◆ Tasks:
1. Answer these questions from the passage on correctional court jurisdiction:
(a) What is a court's declaration of its own lack of jurisdiction called?
(b) In French law, what is the minimum fine that makes an offense a misdemeanor?
(c) What term is used when several offenses occur together, are linked, or follow one another without a definitive conviction in between?
2. Please copy the part of the passage on correctional court jurisdiction that starts with "Since the classification" and goes on through "(e.g., press law).".
3. Translate this sentence from the passage on correctional court jurisdiction into French: "If all offenses in combination are misdemeanors, the correctional court adjudicates them together."
*** Quoted passage ***
The jurisdiction of a court, such as the correctional court, is determined by the subject matter it handles (jurisdiction ratione materiae), the individuals it can judge (jurisdiction ratione personae), and the territorial area over which it exercises authority (jurisdiction ratione loci). The court must first assess its jurisdiction when a case is brought before it to determine if it can adjudicate, declaring its lack of jurisdiction (exception of incompetence) if it cannot.

=== Criteria for jurisdiction ===

==== Ratione materiæ ====
In France, the correctional court is the criminal jurisdiction of first instance, and has jurisdiction to judge misdemeanors (délits). In first instance, it judges matters that concern the commission of a criminal offence (infraction pénale) considered a délit, similar in severity to a misdemeanor. In French law a misdemeanor is an offense punished by a prison sentence or by a fine of at least 3750 euros. The law also sets a maximum imprisonment term of ten years for misdemeanors punishable by imprisonment.

Since the classification of a misdemeanor is determined solely by the nature (imprisonment) or the minimum amount (€3,750 for fines) or maximum duration of the prescribed penalty (ten years for imprisonment), the correctional court’s jurisdiction covers criminal offenses across all areas: offenses against persons (involuntary homicide, aggravated assault, sexual assaults, discrimination, invasion of privacy, offenses against minors and families), offenses against property (theft, fraud, handling stolen goods, serious vandalism), offenses against state authority (corruption, contempt, rebellion, escape, forgery). These correctional offenses are defined and penalized by the Penal Code, as well as by special laws in other codes (e.g., weapons legislation, payment instruments, etc.) or non-codified laws (e.g., press law).

In some cases, multiple offenses may be committed simultaneously, or the commission of one may be linked to others, or they may occur sequentially without the offender being definitively convicted for one before committing the others. This is known as a combination of offenses. If all offenses in combination are misdemeanors, the correctional court adjudicates them together. In French law, a correctional court handling multiple misdemeanors in combination against the same person imposes a single penalty of the same type (e.g., imprisonment) for all offenses, not a separate penalty for each misdemeanor. However, as it can do when handling a single misdemeanor, the court may combine penalties of different types within certain limits (e.g., imprisonment and a fine).
*** End of Quoted passage ***
*** Available data ***
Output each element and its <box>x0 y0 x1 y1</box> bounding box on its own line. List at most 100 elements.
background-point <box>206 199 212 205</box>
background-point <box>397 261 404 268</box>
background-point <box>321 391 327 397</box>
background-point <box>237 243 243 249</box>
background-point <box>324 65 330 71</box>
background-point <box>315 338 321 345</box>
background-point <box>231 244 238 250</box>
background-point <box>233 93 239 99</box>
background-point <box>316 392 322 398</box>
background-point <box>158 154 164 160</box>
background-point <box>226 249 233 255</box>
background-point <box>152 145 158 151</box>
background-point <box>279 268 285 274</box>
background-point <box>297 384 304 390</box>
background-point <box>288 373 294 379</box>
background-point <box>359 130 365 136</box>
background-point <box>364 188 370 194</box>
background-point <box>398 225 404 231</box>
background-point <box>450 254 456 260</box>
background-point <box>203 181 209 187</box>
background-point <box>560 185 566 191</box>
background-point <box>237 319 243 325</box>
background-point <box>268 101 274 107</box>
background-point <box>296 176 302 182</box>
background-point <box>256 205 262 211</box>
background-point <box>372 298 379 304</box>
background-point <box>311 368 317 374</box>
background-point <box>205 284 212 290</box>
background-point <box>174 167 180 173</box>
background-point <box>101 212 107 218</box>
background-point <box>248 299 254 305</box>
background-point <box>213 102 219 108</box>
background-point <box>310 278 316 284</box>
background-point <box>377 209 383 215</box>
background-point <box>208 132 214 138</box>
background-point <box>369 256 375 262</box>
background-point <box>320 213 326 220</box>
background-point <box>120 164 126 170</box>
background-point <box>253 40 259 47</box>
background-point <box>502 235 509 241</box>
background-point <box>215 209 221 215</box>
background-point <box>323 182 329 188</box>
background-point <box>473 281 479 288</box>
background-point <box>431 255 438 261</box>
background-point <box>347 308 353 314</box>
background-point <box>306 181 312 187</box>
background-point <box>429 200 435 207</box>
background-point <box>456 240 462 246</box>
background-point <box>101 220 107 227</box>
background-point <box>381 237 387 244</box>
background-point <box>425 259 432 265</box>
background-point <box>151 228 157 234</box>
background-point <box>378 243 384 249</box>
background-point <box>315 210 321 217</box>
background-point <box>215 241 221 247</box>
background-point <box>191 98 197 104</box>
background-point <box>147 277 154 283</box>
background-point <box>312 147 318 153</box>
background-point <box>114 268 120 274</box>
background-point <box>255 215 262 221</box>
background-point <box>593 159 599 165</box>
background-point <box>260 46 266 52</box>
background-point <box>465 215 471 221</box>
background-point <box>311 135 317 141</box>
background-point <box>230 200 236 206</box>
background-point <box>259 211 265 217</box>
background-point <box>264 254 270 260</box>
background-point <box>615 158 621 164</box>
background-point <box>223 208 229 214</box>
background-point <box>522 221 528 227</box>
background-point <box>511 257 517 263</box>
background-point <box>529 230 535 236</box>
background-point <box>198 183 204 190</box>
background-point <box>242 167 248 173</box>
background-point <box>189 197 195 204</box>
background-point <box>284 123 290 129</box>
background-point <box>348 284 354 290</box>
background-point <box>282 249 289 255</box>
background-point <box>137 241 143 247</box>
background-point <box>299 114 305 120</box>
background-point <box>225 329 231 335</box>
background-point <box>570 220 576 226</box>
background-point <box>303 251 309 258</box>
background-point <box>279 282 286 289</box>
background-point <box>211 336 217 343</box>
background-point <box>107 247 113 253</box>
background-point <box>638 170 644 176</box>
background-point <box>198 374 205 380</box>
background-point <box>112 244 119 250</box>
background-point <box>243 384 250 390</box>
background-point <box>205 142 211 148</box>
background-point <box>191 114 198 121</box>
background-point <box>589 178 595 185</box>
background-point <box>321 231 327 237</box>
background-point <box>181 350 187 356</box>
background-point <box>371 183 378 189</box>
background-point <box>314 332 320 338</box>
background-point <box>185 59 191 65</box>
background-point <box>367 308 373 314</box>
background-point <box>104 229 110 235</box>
*** End of Available data ***
◆ List of answers:
1.
(a) An exception of incompetence.
(b) 3750 euros.
(c) A combination of offenses.

2.
Since the classification of a misdemeanor is determined solely by the nature (imprisonment) or the minimum amount (€3,750 for fines) or maximum duration of the prescribed penalty (ten years for imprisonment), the correctional court’s jurisdiction covers criminal offenses across all areas: offenses against persons (involuntary homicide, aggravated assault, sexual assaults, discrimination, invasion of privacy, offenses against minors and families), offenses against property (theft, fraud, handling stolen goods, serious vandalism), offenses against state authority (corruption, contempt, rebellion, escape, forgery). These correctional offenses are defined and penalized by the Penal Code, as well as by special laws in other codes (e.g., weapons legislation, payment instruments, etc.) or non-codified laws (e.g., press law).

3. Si toutes les infractions en concours sont des délits, le tribunal correctionnel les juge ensemble.